Below are the records; reproduce all of them exactly but without any images.

-- -- --

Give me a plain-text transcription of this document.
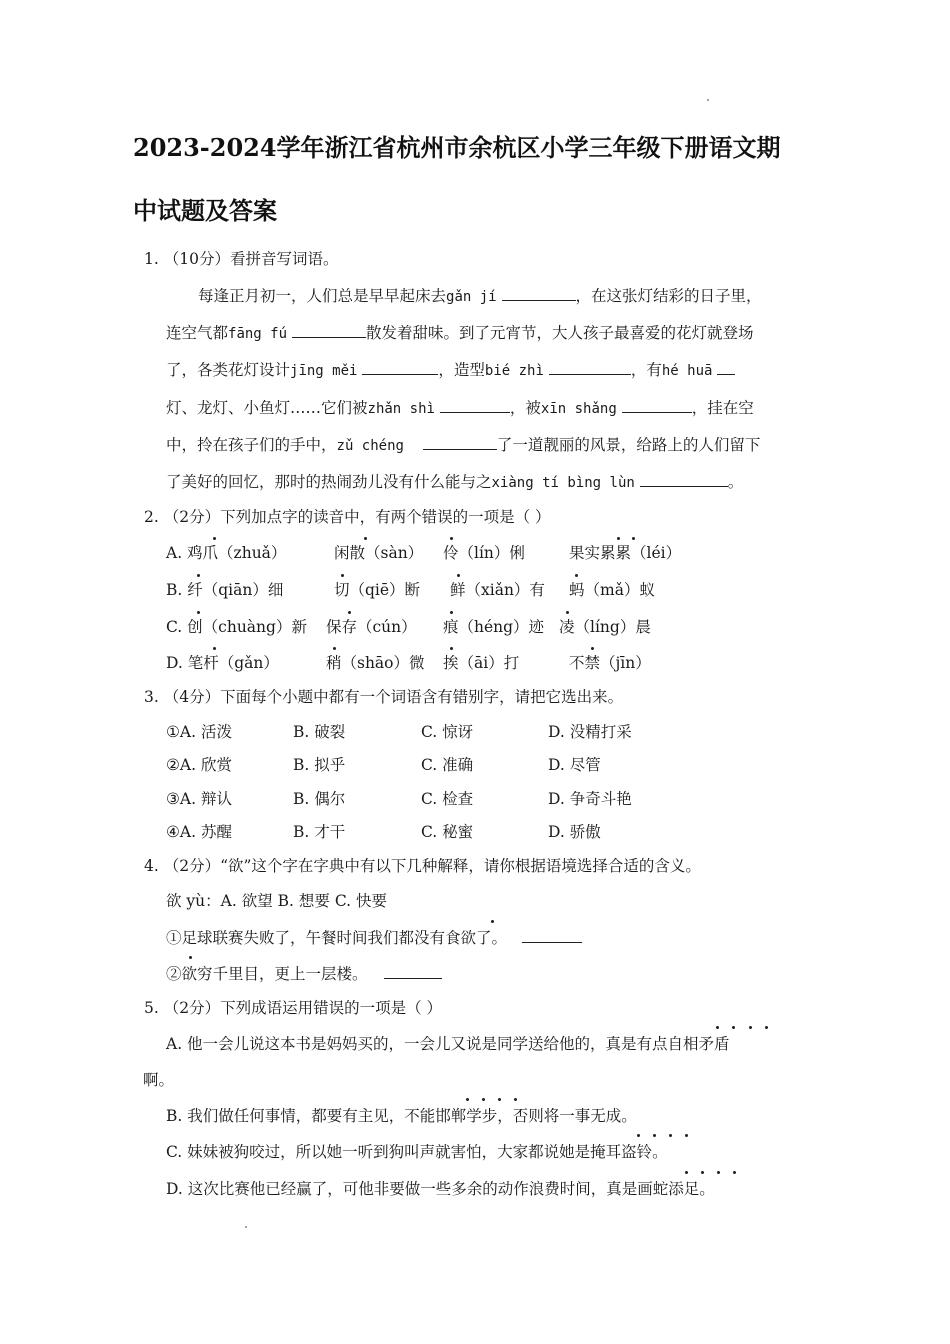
2023-2024学年浙江省杭州市余杭区小学三年级下册语文期
中试题及答案
1. （10分）看拼音写词语。
每逢正月初一，人们总是早早起床去gǎn jí	，在这张灯结彩的日子里，
连空气都fāng fú	散发着甜味。到了元宵节，大人孩子最喜爱的花灯就登场
了，各类花灯设计jīng měi	，造型bié zhì	，有hé huā
灯、龙灯、小鱼灯……它们被zhǎn shì	，被xīn shǎng	，挂在空
中，拎在孩子们的手中，zǔ chéng	了一道靓丽的风景，给路上的人们留下
了美好的回忆，那时的热闹劲儿没有什么能与之xiàng tí bìng lùn	。
2. （2分）下列加点字的读音中，有两个错误的一项是（ ）
A. 鸡爪（zhuǎ）	闲散（sàn） 伶（lín）俐	果实累累（léi）
B. 纤（qiān）细	切（qiē）断 鲜（xiǎn）有 蚂（mǎ）蚁
C. 创（chuàng）新 保存（cún） 痕（héng）迹 凌（líng）晨
D. 笔杆（gǎn）	稍（shāo）微 挨（āi）打	不禁（jīn）
3. （4分）下面每个小题中都有一个词语含有错别字，请把它选出来。
①A. 活泼	B. 破裂	C. 惊讶	D. 没精打采
②A. 欣赏	B. 拟乎	C. 准确	D. 尽管
③A. 辩认	B. 偶尔	C. 检查	D. 争奇斗艳
④A. 苏醒	B. 才干	C. 秘蜜	D. 骄傲
4. （2分）“欲”这个字在字典中有以下几种解释，请你根据语境选择合适的含义。
欲 yù：A. 欲望 B. 想要 C. 快要
①足球联赛失败了，午餐时间我们都没有食欲了。
②欲穷千里目，更上一层楼。
5. （2分）下列成语运用错误的一项是（ ）
A. 他一会儿说这本书是妈妈买的，一会儿又说是同学送给他的，真是有点自相矛盾
啊。
B. 我们做任何事情，都要有主见，不能邯郸学步，否则将一事无成。
C. 妹妹被狗咬过，所以她一听到狗叫声就害怕，大家都说她是掩耳盗铃。
D. 这次比赛他已经赢了，可他非要做一些多余的动作浪费时间，真是画蛇添足。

-- -- --

RESULT FOR THIS TASK |
Give me a plain-text transcription of this document.
2023-2024学年浙江省杭州市余杭区小学三年级下册语文期
中试题及答案
1. （10分）看拼音写词语。
每逢正月初一，人们总是早早起床去gǎn jí	，在这张灯结彩的日子里，
连空气都fāng fú	散发着甜味。到了元宵节，大人孩子最喜爱的花灯就登场
了，各类花灯设计jīng měi	，造型bié zhì	，有hé huā
灯、龙灯、小鱼灯……它们被zhǎn shì	，被xīn shǎng	，挂在空
中，拎在孩子们的手中，zǔ chéng	了一道靓丽的风景，给路上的人们留下
了美好的回忆，那时的热闹劲儿没有什么能与之xiàng tí bìng lùn	。
2. （2分）下列加点字的读音中，有两个错误的一项是（ ）
A. 鸡爪（zhuǎ）	闲散（sàn） 伶（lín）俐	果实累累（léi）
B. 纤（qiān）细	切（qiē）断 鲜（xiǎn）有 蚂（mǎ）蚁
C. 创（chuàng）新 保存（cún） 痕（héng）迹 凌（líng）晨
D. 笔杆（gǎn）	稍（shāo）微 挨（āi）打	不禁（jīn）
3. （4分）下面每个小题中都有一个词语含有错别字，请把它选出来。
①A. 活泼	B. 破裂	C. 惊讶	D. 没精打采
②A. 欣赏	B. 拟乎	C. 准确	D. 尽管
③A. 辩认	B. 偶尔	C. 检查	D. 争奇斗艳
④A. 苏醒	B. 才干	C. 秘蜜	D. 骄傲
4. （2分）“欲”这个字在字典中有以下几种解释，请你根据语境选择合适的含义。
欲 yù：A. 欲望 B. 想要 C. 快要
①足球联赛失败了，午餐时间我们都没有食欲了。
②欲穷千里目，更上一层楼。
5. （2分）下列成语运用错误的一项是（ ）
A. 他一会儿说这本书是妈妈买的，一会儿又说是同学送给他的，真是有点自相矛盾
啊。
B. 我们做任何事情，都要有主见，不能邯郸学步，否则将一事无成。
C. 妹妹被狗咬过，所以她一听到狗叫声就害怕，大家都说她是掩耳盗铃。
D. 这次比赛他已经赢了，可他非要做一些多余的动作浪费时间，真是画蛇添足。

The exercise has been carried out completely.